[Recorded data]
═══

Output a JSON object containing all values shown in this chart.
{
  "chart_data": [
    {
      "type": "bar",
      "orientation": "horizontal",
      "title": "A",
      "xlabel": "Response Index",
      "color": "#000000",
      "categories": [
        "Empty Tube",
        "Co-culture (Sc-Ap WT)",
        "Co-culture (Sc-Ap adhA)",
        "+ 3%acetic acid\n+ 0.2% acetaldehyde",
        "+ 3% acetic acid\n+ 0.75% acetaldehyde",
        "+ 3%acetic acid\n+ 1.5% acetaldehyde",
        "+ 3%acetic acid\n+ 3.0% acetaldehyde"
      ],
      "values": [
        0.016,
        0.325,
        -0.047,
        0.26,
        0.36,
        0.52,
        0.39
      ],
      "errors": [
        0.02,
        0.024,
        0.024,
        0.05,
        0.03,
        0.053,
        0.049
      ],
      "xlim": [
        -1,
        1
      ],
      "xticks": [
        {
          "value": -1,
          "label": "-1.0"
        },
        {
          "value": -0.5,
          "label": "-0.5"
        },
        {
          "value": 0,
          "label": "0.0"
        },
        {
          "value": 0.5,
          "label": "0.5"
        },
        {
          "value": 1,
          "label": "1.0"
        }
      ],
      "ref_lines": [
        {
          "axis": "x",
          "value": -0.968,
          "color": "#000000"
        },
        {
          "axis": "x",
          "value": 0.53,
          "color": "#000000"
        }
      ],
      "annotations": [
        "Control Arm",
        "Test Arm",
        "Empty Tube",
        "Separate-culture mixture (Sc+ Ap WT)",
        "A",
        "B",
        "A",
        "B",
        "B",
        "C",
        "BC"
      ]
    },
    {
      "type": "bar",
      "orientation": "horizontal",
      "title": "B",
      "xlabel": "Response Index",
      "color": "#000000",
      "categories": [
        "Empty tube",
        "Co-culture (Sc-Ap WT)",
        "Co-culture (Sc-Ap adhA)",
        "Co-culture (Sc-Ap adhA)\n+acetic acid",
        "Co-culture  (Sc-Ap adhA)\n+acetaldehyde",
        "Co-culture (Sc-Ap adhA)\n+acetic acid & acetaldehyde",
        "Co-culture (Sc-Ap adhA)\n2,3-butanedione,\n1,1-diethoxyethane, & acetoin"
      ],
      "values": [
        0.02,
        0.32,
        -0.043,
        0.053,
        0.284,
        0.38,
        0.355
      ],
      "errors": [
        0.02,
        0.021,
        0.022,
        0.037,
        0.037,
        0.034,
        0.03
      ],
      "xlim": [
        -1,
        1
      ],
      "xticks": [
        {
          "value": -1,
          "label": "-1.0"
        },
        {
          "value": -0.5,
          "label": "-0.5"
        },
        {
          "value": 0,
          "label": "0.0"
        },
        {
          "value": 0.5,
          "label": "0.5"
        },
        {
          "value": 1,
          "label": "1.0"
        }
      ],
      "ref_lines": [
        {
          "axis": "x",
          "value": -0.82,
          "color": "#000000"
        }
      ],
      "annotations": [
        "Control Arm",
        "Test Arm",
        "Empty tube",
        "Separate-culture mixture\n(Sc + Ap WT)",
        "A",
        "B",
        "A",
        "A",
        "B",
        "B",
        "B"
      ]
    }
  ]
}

═══

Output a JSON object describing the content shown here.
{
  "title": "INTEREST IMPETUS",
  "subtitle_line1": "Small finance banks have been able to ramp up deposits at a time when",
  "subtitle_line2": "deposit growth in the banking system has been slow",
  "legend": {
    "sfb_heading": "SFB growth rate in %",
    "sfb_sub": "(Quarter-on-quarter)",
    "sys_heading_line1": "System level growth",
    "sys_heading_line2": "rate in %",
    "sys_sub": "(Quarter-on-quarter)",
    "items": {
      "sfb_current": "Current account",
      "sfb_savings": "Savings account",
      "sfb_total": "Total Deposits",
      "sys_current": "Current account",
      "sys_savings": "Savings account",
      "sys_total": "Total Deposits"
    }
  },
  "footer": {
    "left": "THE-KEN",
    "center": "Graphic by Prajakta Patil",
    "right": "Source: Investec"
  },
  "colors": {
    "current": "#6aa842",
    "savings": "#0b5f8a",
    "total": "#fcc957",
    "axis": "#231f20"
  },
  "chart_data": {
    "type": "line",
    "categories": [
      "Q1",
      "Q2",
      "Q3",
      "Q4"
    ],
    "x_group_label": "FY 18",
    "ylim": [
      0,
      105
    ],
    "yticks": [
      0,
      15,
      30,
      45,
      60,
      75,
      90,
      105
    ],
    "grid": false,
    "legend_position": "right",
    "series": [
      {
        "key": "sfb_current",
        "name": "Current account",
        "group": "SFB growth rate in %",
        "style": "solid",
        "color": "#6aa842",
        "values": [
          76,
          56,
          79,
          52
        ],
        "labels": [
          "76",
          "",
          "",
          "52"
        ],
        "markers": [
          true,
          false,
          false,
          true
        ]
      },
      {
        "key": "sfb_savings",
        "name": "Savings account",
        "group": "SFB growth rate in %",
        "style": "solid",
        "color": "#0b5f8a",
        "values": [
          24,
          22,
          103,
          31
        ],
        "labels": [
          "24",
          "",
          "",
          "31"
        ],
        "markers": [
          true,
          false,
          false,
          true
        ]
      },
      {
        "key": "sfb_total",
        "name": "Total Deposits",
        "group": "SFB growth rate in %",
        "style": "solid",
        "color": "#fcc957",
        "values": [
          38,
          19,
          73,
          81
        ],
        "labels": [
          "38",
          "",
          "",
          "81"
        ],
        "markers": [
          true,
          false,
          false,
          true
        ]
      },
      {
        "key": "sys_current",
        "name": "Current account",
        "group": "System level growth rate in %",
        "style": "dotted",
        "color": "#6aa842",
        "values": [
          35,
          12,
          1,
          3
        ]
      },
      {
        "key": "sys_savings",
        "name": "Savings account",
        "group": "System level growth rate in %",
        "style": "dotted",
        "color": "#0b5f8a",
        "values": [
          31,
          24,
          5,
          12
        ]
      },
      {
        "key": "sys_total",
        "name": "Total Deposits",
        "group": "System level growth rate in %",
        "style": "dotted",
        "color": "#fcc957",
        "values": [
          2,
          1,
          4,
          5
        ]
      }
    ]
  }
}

═══

Determine how many lines include the word "right" and report that number by itself.

2